• _Problem to solve_
Write out all lines holding the word "subtitle".

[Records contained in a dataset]
== == ==

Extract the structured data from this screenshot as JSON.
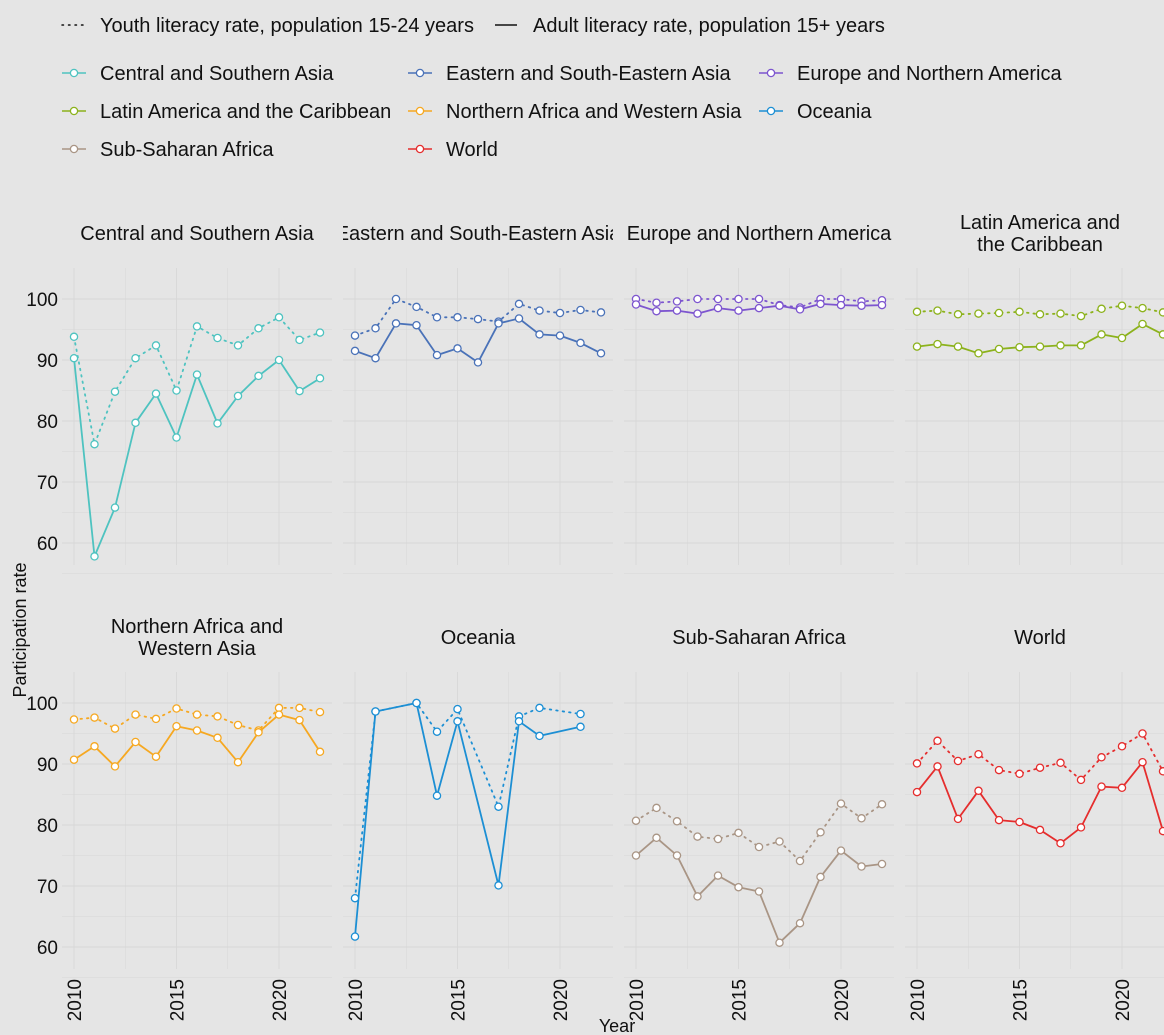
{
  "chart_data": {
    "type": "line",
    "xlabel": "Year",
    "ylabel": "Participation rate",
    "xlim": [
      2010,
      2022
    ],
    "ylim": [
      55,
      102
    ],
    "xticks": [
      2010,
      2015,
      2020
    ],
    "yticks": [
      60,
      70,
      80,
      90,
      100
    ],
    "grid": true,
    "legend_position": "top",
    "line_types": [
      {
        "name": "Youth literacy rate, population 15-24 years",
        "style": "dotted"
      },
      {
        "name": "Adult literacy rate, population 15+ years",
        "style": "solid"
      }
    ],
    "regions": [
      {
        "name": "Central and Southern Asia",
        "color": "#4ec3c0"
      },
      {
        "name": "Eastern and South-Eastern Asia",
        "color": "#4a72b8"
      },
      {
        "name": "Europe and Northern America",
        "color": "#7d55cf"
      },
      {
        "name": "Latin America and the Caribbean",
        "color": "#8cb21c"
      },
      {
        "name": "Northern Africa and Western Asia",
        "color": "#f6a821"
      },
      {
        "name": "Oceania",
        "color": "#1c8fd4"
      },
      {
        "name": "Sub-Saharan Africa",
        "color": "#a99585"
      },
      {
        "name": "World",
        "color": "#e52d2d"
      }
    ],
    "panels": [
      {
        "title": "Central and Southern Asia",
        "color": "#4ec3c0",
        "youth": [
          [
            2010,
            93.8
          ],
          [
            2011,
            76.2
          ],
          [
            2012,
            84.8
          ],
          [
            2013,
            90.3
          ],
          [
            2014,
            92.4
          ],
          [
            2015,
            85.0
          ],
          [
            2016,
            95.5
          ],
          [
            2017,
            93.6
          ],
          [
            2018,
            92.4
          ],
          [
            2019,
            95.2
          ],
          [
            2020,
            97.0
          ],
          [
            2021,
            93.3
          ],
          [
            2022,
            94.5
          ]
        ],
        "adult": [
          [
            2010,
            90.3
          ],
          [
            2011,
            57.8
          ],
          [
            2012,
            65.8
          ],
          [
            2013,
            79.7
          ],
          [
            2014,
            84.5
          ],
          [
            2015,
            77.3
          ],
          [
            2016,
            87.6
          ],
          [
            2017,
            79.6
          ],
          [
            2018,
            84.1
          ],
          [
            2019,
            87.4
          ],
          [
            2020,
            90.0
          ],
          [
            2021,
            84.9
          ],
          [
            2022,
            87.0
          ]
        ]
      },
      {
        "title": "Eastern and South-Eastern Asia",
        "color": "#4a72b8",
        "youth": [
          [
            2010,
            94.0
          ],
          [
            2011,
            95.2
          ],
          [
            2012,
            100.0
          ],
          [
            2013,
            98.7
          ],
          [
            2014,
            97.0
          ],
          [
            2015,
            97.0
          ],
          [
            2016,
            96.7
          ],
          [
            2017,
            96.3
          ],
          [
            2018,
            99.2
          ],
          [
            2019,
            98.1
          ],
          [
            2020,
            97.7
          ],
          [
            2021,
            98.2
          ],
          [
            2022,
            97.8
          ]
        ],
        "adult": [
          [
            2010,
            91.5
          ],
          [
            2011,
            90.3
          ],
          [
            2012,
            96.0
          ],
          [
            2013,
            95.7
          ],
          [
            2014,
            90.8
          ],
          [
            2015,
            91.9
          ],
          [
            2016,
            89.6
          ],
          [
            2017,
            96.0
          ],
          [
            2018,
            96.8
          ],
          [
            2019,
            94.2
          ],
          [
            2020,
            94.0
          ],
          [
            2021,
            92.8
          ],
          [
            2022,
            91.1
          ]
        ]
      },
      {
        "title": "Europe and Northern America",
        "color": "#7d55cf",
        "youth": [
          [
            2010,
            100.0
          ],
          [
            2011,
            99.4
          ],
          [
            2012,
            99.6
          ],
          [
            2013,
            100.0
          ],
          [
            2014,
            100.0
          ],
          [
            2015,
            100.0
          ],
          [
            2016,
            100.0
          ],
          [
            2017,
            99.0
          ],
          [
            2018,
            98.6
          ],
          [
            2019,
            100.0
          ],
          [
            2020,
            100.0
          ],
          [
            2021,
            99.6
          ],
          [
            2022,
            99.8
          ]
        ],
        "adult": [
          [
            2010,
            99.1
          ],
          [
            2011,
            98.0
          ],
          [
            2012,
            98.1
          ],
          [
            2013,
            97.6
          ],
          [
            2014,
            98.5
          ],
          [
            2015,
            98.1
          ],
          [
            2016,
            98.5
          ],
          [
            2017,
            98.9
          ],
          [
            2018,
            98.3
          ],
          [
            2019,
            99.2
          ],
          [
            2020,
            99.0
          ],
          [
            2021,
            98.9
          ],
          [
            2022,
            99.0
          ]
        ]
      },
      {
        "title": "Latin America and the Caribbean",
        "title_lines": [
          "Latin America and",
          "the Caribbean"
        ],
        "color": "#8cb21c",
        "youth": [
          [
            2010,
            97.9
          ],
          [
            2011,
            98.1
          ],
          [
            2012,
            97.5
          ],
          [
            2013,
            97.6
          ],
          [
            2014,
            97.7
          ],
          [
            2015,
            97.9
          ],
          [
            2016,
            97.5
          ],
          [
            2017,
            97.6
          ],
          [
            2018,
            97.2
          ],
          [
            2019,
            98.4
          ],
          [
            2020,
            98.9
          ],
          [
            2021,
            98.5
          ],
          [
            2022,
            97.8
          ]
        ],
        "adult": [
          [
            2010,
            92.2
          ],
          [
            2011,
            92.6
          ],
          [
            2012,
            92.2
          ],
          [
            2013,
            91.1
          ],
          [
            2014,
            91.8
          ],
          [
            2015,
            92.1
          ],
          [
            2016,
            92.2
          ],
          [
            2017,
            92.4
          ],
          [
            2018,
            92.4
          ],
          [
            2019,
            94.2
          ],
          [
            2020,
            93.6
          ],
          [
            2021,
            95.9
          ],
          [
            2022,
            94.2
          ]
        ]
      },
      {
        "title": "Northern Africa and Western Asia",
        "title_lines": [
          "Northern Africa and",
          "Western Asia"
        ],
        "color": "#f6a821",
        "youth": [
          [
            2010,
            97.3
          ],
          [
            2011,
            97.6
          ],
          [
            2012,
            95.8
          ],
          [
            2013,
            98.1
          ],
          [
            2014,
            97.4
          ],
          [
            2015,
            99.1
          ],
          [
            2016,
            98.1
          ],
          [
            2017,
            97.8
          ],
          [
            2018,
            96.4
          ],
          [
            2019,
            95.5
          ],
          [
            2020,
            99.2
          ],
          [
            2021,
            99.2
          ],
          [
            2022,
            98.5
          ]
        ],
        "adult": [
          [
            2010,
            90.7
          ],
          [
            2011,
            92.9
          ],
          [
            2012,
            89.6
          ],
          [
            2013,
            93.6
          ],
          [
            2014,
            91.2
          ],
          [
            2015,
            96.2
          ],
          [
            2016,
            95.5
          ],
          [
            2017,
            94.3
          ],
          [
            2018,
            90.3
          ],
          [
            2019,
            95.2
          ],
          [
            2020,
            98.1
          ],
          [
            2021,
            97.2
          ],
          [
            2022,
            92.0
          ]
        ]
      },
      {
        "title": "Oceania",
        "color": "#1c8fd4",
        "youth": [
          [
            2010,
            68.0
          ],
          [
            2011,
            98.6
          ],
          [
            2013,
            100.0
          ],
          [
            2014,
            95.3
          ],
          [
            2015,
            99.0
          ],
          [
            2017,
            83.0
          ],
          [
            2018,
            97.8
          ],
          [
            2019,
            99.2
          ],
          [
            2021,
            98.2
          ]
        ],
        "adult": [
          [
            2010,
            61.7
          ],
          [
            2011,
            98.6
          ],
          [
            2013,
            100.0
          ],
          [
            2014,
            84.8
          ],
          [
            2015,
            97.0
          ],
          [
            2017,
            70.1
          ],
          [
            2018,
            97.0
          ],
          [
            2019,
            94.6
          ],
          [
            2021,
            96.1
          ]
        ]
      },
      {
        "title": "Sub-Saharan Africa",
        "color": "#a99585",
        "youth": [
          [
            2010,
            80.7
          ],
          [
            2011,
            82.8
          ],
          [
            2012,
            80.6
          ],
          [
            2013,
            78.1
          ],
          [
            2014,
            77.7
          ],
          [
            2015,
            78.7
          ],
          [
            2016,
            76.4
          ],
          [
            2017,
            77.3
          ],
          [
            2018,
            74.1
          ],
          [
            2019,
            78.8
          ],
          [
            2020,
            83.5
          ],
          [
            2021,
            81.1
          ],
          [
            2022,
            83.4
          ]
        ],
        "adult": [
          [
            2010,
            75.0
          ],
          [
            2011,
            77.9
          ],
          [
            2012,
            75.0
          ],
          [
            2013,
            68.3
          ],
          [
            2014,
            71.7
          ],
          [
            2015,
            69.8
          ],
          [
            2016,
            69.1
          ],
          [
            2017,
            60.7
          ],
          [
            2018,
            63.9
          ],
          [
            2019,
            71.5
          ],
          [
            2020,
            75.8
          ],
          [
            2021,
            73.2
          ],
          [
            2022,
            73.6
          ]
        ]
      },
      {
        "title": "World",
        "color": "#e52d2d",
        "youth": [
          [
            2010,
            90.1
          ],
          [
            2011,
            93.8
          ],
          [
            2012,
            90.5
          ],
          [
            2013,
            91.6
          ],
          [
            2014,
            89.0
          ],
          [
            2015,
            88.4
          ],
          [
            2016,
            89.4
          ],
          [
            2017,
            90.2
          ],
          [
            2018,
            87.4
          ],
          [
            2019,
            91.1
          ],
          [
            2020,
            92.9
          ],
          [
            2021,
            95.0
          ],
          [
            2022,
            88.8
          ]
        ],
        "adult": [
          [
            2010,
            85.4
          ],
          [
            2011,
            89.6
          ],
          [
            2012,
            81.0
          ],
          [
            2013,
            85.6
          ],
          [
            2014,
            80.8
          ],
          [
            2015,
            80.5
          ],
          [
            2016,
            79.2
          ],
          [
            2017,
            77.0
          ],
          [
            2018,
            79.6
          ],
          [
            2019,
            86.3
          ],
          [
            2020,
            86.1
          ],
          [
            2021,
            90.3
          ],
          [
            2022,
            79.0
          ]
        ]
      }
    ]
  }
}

== == ==

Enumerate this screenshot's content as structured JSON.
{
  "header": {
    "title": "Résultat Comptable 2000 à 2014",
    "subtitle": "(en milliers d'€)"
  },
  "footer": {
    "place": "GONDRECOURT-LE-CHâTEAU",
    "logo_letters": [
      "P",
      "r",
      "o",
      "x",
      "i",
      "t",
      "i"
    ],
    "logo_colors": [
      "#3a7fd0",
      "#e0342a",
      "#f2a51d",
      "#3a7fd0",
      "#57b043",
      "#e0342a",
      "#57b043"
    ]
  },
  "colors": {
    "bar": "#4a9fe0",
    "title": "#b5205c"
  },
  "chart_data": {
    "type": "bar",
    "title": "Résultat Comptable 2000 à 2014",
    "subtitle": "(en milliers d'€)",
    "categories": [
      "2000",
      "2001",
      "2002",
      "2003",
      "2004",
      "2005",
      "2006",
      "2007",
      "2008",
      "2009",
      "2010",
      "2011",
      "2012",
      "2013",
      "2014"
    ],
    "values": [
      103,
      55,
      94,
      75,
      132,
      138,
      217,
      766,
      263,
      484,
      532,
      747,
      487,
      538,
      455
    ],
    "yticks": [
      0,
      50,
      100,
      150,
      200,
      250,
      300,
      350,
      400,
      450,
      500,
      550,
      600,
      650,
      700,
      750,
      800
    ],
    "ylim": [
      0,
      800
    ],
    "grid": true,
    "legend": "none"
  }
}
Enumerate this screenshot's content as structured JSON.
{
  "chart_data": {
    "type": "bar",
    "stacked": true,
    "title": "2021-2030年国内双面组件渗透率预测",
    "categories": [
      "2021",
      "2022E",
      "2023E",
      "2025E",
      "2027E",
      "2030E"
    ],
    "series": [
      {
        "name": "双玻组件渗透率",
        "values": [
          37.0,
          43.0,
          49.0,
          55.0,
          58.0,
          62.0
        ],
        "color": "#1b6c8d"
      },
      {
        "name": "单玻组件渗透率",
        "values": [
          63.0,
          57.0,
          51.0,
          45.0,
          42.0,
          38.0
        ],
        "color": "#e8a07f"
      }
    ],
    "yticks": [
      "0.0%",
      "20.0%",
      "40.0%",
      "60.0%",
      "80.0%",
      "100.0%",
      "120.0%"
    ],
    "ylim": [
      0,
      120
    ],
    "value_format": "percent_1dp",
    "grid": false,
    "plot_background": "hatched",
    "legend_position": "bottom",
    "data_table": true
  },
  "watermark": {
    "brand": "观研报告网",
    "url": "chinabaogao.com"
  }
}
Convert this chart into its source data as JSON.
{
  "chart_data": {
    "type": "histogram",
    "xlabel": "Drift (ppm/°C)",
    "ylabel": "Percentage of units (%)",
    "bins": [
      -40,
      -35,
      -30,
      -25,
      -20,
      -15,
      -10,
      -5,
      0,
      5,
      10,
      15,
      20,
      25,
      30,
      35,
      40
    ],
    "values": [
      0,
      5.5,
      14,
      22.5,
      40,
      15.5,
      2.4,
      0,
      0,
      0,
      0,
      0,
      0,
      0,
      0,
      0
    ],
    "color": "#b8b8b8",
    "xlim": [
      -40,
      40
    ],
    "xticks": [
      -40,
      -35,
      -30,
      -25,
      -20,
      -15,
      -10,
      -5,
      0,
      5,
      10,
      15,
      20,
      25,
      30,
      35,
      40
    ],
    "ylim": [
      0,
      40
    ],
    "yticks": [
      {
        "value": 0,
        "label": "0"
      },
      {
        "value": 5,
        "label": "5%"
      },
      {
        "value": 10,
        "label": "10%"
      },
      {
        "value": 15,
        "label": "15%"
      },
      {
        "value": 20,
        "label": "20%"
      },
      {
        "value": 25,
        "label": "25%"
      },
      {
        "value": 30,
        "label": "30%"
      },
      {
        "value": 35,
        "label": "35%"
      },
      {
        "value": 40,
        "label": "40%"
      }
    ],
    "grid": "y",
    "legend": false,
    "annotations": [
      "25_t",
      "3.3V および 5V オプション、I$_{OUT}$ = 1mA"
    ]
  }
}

== == ==

• _Output for this task_
    "subtitle": "(en milliers d'€)"
    "subtitle": "(en milliers d'€)",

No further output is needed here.